### WHAT TO WORK ON
Write out all of the data without omission, exactly as shown.

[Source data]
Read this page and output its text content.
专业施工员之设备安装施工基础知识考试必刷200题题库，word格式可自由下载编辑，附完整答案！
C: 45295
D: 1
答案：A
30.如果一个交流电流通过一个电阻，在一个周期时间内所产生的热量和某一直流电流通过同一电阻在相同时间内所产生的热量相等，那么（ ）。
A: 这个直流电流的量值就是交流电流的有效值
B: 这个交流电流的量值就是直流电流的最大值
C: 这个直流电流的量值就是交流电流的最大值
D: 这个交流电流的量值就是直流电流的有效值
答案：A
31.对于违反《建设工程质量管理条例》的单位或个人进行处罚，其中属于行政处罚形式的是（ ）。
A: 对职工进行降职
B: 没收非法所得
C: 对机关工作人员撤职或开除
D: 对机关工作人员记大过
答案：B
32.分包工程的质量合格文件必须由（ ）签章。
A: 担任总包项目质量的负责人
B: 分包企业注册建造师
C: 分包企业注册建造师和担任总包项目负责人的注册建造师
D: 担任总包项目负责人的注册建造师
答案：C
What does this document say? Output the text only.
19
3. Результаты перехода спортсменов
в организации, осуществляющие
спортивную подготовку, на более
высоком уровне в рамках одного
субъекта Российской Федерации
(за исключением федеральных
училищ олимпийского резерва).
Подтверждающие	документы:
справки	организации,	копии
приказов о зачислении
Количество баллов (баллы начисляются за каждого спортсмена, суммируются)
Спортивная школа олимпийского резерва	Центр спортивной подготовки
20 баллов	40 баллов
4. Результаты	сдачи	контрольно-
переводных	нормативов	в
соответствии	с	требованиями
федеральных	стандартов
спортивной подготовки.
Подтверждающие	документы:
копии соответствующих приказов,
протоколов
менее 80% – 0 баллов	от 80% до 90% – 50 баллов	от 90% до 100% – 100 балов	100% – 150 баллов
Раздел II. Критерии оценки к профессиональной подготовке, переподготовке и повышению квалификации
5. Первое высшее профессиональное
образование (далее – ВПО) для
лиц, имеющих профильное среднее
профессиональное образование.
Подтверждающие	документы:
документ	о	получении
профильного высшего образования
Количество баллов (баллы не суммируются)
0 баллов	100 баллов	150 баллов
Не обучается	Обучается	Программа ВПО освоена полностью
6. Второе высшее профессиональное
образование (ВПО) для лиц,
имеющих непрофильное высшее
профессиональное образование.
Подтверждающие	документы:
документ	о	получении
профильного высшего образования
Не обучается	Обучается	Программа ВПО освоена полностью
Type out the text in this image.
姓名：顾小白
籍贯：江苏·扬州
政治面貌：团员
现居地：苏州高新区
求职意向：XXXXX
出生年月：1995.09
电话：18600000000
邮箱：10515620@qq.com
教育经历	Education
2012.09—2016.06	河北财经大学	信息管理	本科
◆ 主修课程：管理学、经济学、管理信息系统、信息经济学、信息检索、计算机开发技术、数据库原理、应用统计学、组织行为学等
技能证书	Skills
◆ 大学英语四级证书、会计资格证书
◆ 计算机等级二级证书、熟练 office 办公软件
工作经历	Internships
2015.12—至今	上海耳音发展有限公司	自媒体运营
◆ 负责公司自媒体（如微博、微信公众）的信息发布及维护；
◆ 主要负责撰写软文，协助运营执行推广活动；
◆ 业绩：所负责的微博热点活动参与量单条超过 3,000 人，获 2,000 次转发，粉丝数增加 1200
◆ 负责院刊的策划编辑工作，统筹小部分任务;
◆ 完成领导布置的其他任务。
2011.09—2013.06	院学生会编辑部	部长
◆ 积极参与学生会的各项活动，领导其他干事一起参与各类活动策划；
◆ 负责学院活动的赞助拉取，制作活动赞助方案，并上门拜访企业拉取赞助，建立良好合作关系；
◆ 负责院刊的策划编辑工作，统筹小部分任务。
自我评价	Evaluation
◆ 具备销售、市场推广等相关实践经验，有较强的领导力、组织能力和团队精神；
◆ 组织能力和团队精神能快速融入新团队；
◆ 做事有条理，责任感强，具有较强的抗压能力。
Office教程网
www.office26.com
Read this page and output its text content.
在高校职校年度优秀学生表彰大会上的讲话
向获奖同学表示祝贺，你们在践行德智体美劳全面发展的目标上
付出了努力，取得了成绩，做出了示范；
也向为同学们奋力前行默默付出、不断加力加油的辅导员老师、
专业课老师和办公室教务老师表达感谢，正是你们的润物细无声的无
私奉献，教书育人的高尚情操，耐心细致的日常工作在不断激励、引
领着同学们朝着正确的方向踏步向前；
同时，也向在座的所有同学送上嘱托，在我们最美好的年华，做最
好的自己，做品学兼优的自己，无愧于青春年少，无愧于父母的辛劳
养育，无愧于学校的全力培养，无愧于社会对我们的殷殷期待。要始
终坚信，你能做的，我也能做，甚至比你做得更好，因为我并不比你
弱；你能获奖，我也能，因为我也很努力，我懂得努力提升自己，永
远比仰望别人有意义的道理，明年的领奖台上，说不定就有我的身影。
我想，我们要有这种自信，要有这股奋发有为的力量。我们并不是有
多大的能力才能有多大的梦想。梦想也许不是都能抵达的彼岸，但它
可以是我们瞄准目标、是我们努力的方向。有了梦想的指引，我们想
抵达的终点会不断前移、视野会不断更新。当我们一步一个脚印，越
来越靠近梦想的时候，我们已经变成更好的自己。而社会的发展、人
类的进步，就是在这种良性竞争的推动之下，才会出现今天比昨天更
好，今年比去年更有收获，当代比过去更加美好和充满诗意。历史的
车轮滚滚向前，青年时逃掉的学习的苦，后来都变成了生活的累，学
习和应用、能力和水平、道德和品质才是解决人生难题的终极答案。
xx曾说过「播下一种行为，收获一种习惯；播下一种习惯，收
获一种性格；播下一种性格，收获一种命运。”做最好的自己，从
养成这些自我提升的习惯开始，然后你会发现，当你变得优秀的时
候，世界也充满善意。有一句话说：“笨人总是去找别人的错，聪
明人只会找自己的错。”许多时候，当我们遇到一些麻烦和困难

### RESULT OF THE TASK
Read this page and output its text content.
专业施工员之设备安装施工基础知识考试必刷200题题库，word格式可自由下载编辑，附完整答案！
C: 45295
D: 1
答案：A
30.如果一个交流电流通过一个电阻，在一个周期时间内所产生的热量和某一直流电流通过同一电阻在相同时间内所产生的热量相等，那么（ ）。
A: 这个直流电流的量值就是交流电流的有效值
B: 这个交流电流的量值就是直流电流的最大值
C: 这个直流电流的量值就是交流电流的最大值
D: 这个交流电流的量值就是直流电流的有效值
答案：A
31.对于违反《建设工程质量管理条例》的单位或个人进行处罚，其中属于行政处罚形式的是（ ）。
A: 对职工进行降职
B: 没收非法所得
C: 对机关工作人员撤职或开除
D: 对机关工作人员记大过
答案：B
32.分包工程的质量合格文件必须由（ ）签章。
A: 担任总包项目质量的负责人
B: 分包企业注册建造师
C: 分包企业注册建造师和担任总包项目负责人的注册建造师
D: 担任总包项目负责人的注册建造师
答案：C
What does this document say? Output the text only.
19
3. Результаты перехода спортсменов
в организации, осуществляющие
спортивную подготовку, на более
высоком уровне в рамках одного
субъекта Российской Федерации
(за исключением федеральных
училищ олимпийского резерва).
Подтверждающие	документы:
справки	организации,	копии
приказов о зачислении
Количество баллов (баллы начисляются за каждого спортсмена, суммируются)
Спортивная школа олимпийского резерва	Центр спортивной подготовки
20 баллов	40 баллов
4. Результаты	сдачи	контрольно-
переводных	нормативов	в
соответствии	с	требованиями
федеральных	стандартов
спортивной подготовки.
Подтверждающие	документы:
копии соответствующих приказов,
протоколов
менее 80% – 0 баллов	от 80% до 90% – 50 баллов	от 90% до 100% – 100 балов	100% – 150 баллов
Раздел II. Критерии оценки к профессиональной подготовке, переподготовке и повышению квалификации
5. Первое высшее профессиональное
образование (далее – ВПО) для
лиц, имеющих профильное среднее
профессиональное образование.
Подтверждающие	документы:
документ	о	получении
профильного высшего образования
Количество баллов (баллы не суммируются)
0 баллов	100 баллов	150 баллов
Не обучается	Обучается	Программа ВПО освоена полностью
6. Второе высшее профессиональное
образование (ВПО) для лиц,
имеющих непрофильное высшее
профессиональное образование.
Подтверждающие	документы:
документ	о	получении
профильного высшего образования
Не обучается	Обучается	Программа ВПО освоена полностью
Type out the text in this image.
姓名：顾小白
籍贯：江苏·扬州
政治面貌：团员
现居地：苏州高新区
求职意向：XXXXX
出生年月：1995.09
电话：18600000000
邮箱：10515620@qq.com
教育经历	Education
2012.09—2016.06	河北财经大学	信息管理	本科
◆ 主修课程：管理学、经济学、管理信息系统、信息经济学、信息检索、计算机开发技术、数据库原理、应用统计学、组织行为学等
技能证书	Skills
◆ 大学英语四级证书、会计资格证书
◆ 计算机等级二级证书、熟练 office 办公软件
工作经历	Internships
2015.12—至今	上海耳音发展有限公司	自媒体运营
◆ 负责公司自媒体（如微博、微信公众）的信息发布及维护；
◆ 主要负责撰写软文，协助运营执行推广活动；
◆ 业绩：所负责的微博热点活动参与量单条超过 3,000 人，获 2,000 次转发，粉丝数增加 1200
◆ 负责院刊的策划编辑工作，统筹小部分任务;
◆ 完成领导布置的其他任务。
2011.09—2013.06	院学生会编辑部	部长
◆ 积极参与学生会的各项活动，领导其他干事一起参与各类活动策划；
◆ 负责学院活动的赞助拉取，制作活动赞助方案，并上门拜访企业拉取赞助，建立良好合作关系；
◆ 负责院刊的策划编辑工作，统筹小部分任务。
自我评价	Evaluation
◆ 具备销售、市场推广等相关实践经验，有较强的领导力、组织能力和团队精神；
◆ 组织能力和团队精神能快速融入新团队；
◆ 做事有条理，责任感强，具有较强的抗压能力。
Office教程网
www.office26.com
Read this page and output its text content.
在高校职校年度优秀学生表彰大会上的讲话
向获奖同学表示祝贺，你们在践行德智体美劳全面发展的目标上
付出了努力，取得了成绩，做出了示范；
也向为同学们奋力前行默默付出、不断加力加油的辅导员老师、
专业课老师和办公室教务老师表达感谢，正是你们的润物细无声的无
私奉献，教书育人的高尚情操，耐心细致的日常工作在不断激励、引
领着同学们朝着正确的方向踏步向前；
同时，也向在座的所有同学送上嘱托，在我们最美好的年华，做最
好的自己，做品学兼优的自己，无愧于青春年少，无愧于父母的辛劳
养育，无愧于学校的全力培养，无愧于社会对我们的殷殷期待。要始
终坚信，你能做的，我也能做，甚至比你做得更好，因为我并不比你
弱；你能获奖，我也能，因为我也很努力，我懂得努力提升自己，永
远比仰望别人有意义的道理，明年的领奖台上，说不定就有我的身影。
我想，我们要有这种自信，要有这股奋发有为的力量。我们并不是有
多大的能力才能有多大的梦想。梦想也许不是都能抵达的彼岸，但它
可以是我们瞄准目标、是我们努力的方向。有了梦想的指引，我们想
抵达的终点会不断前移、视野会不断更新。当我们一步一个脚印，越
来越靠近梦想的时候，我们已经变成更好的自己。而社会的发展、人
类的进步，就是在这种良性竞争的推动之下，才会出现今天比昨天更
好，今年比去年更有收获，当代比过去更加美好和充满诗意。历史的
车轮滚滚向前，青年时逃掉的学习的苦，后来都变成了生活的累，学
习和应用、能力和水平、道德和品质才是解决人生难题的终极答案。
xx曾说过「播下一种行为，收获一种习惯；播下一种习惯，收
获一种性格；播下一种性格，收获一种命运。”做最好的自己，从
养成这些自我提升的习惯开始，然后你会发现，当你变得优秀的时
候，世界也充满善意。有一句话说：“笨人总是去找别人的错，聪
明人只会找自己的错。”许多时候，当我们遇到一些麻烦和困难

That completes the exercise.